### Aim:
Restate the entries below word for word, omitting nothing.

----------

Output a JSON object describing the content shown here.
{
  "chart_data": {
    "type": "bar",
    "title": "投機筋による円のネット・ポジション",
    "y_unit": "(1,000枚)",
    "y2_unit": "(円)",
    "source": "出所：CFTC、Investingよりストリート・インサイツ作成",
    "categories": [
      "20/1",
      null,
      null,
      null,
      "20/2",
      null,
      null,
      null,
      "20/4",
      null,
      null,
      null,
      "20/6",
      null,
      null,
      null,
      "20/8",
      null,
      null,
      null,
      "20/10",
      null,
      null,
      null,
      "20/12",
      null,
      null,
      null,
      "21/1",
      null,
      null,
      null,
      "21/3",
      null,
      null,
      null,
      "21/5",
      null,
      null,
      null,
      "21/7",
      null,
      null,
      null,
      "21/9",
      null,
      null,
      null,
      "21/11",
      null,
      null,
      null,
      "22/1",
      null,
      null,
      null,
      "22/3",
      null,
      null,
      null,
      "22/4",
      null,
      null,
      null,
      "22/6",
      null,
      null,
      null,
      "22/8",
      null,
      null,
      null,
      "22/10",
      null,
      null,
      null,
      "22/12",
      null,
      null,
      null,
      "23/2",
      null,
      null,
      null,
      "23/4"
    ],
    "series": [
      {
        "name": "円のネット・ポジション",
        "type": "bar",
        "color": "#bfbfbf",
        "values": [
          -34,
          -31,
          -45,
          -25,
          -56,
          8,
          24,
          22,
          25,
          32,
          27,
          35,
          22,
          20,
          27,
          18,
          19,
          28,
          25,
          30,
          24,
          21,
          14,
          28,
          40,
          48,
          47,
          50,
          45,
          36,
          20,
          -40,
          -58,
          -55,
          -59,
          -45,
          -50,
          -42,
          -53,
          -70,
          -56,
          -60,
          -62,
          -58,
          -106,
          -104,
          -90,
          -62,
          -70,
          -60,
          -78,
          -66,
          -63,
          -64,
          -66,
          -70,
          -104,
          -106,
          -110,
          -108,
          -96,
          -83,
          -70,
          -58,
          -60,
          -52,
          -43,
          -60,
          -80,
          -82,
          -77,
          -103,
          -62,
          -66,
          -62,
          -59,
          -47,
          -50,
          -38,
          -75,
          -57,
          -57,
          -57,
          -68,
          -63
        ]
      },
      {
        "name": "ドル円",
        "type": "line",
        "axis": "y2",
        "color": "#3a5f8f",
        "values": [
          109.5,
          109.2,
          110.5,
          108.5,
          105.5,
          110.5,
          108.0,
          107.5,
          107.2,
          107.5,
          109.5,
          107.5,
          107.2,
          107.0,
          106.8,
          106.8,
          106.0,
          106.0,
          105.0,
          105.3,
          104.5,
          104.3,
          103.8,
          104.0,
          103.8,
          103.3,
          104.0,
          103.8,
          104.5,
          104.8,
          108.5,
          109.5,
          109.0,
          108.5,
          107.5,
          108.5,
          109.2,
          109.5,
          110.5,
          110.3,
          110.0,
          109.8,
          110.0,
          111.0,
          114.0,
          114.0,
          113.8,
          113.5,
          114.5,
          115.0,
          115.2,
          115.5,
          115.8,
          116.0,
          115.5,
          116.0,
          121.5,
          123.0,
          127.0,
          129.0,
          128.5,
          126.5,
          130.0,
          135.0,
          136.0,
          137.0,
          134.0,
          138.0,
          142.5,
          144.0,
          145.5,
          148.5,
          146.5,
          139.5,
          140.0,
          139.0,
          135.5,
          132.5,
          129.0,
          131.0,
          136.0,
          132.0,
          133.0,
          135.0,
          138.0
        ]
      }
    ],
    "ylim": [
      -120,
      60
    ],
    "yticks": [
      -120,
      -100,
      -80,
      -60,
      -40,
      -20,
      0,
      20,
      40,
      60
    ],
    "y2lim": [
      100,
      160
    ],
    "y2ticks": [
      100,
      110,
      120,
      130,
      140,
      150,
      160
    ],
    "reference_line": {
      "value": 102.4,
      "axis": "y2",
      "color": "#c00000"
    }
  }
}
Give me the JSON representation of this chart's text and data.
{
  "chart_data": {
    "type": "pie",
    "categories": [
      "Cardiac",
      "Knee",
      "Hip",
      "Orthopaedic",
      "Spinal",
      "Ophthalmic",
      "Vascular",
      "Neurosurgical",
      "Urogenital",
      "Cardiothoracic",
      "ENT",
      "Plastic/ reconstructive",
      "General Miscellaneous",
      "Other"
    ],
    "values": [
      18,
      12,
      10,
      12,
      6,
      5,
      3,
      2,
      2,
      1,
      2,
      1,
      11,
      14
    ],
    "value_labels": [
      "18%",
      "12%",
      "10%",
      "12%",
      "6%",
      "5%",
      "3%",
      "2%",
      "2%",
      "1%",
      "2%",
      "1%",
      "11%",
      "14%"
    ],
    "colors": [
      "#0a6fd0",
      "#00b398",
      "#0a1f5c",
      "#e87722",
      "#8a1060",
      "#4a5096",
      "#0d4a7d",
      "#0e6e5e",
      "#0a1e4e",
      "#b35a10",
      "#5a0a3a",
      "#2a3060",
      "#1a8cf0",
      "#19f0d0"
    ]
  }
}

----------

### Written reply:
Output a JSON object describing the content shown here.
{
  "chart_data": {
    "type": "bar",
    "title": "投機筋による円のネット・ポジション",
    "y_unit": "(1,000枚)",
    "y2_unit": "(円)",
    "source": "出所：CFTC、Investingよりストリート・インサイツ作成",
    "categories": [
      "20/1",
      null,
      null,
      null,
      "20/2",
      null,
      null,
      null,
      "20/4",
      null,
      null,
      null,
      "20/6",
      null,
      null,
      null,
      "20/8",
      null,
      null,
      null,
      "20/10",
      null,
      null,
      null,
      "20/12",
      null,
      null,
      null,
      "21/1",
      null,
      null,
      null,
      "21/3",
      null,
      null,
      null,
      "21/5",
      null,
      null,
      null,
      "21/7",
      null,
      null,
      null,
      "21/9",
      null,
      null,
      null,
      "21/11",
      null,
      null,
      null,
      "22/1",
      null,
      null,
      null,
      "22/3",
      null,
      null,
      null,
      "22/4",
      null,
      null,
      null,
      "22/6",
      null,
      null,
      null,
      "22/8",
      null,
      null,
      null,
      "22/10",
      null,
      null,
      null,
      "22/12",
      null,
      null,
      null,
      "23/2",
      null,
      null,
      null,
      "23/4"
    ],
    "series": [
      {
        "name": "円のネット・ポジション",
        "type": "bar",
        "color": "#bfbfbf",
        "values": [
          -34,
          -31,
          -45,
          -25,
          -56,
          8,
          24,
          22,
          25,
          32,
          27,
          35,
          22,
          20,
          27,
          18,
          19,
          28,
          25,
          30,
          24,
          21,
          14,
          28,
          40,
          48,
          47,
          50,
          45,
          36,
          20,
          -40,
          -58,
          -55,
          -59,
          -45,
          -50,
          -42,
          -53,
          -70,
          -56,
          -60,
          -62,
          -58,
          -106,
          -104,
          -90,
          -62,
          -70,
          -60,
          -78,
          -66,
          -63,
          -64,
          -66,
          -70,
          -104,
          -106,
          -110,
          -108,
          -96,
          -83,
          -70,
          -58,
          -60,
          -52,
          -43,
          -60,
          -80,
          -82,
          -77,
          -103,
          -62,
          -66,
          -62,
          -59,
          -47,
          -50,
          -38,
          -75,
          -57,
          -57,
          -57,
          -68,
          -63
        ]
      },
      {
        "name": "ドル円",
        "type": "line",
        "axis": "y2",
        "color": "#3a5f8f",
        "values": [
          109.5,
          109.2,
          110.5,
          108.5,
          105.5,
          110.5,
          108.0,
          107.5,
          107.2,
          107.5,
          109.5,
          107.5,
          107.2,
          107.0,
          106.8,
          106.8,
          106.0,
          106.0,
          105.0,
          105.3,
          104.5,
          104.3,
          103.8,
          104.0,
          103.8,
          103.3,
          104.0,
          103.8,
          104.5,
          104.8,
          108.5,
          109.5,
          109.0,
          108.5,
          107.5,
          108.5,
          109.2,
          109.5,
          110.5,
          110.3,
          110.0,
          109.8,
          110.0,
          111.0,
          114.0,
          114.0,
          113.8,
          113.5,
          114.5,
          115.0,
          115.2,
          115.5,
          115.8,
          116.0,
          115.5,
          116.0,
          121.5,
          123.0,
          127.0,
          129.0,
          128.5,
          126.5,
          130.0,
          135.0,
          136.0,
          137.0,
          134.0,
          138.0,
          142.5,
          144.0,
          145.5,
          148.5,
          146.5,
          139.5,
          140.0,
          139.0,
          135.5,
          132.5,
          129.0,
          131.0,
          136.0,
          132.0,
          133.0,
          135.0,
          138.0
        ]
      }
    ],
    "ylim": [
      -120,
      60
    ],
    "yticks": [
      -120,
      -100,
      -80,
      -60,
      -40,
      -20,
      0,
      20,
      40,
      60
    ],
    "y2lim": [
      100,
      160
    ],
    "y2ticks": [
      100,
      110,
      120,
      130,
      140,
      150,
      160
    ],
    "reference_line": {
      "value": 102.4,
      "axis": "y2",
      "color": "#c00000"
    }
  }
}
Give me the JSON representation of this chart's text and data.
{
  "chart_data": {
    "type": "pie",
    "categories": [
      "Cardiac",
      "Knee",
      "Hip",
      "Orthopaedic",
      "Spinal",
      "Ophthalmic",
      "Vascular",
      "Neurosurgical",
      "Urogenital",
      "Cardiothoracic",
      "ENT",
      "Plastic/ reconstructive",
      "General Miscellaneous",
      "Other"
    ],
    "values": [
      18,
      12,
      10,
      12,
      6,
      5,
      3,
      2,
      2,
      1,
      2,
      1,
      11,
      14
    ],
    "value_labels": [
      "18%",
      "12%",
      "10%",
      "12%",
      "6%",
      "5%",
      "3%",
      "2%",
      "2%",
      "1%",
      "2%",
      "1%",
      "11%",
      "14%"
    ],
    "colors": [
      "#0a6fd0",
      "#00b398",
      "#0a1f5c",
      "#e87722",
      "#8a1060",
      "#4a5096",
      "#0d4a7d",
      "#0e6e5e",
      "#0a1e4e",
      "#b35a10",
      "#5a0a3a",
      "#2a3060",
      "#1a8cf0",
      "#19f0d0"
    ]
  }
}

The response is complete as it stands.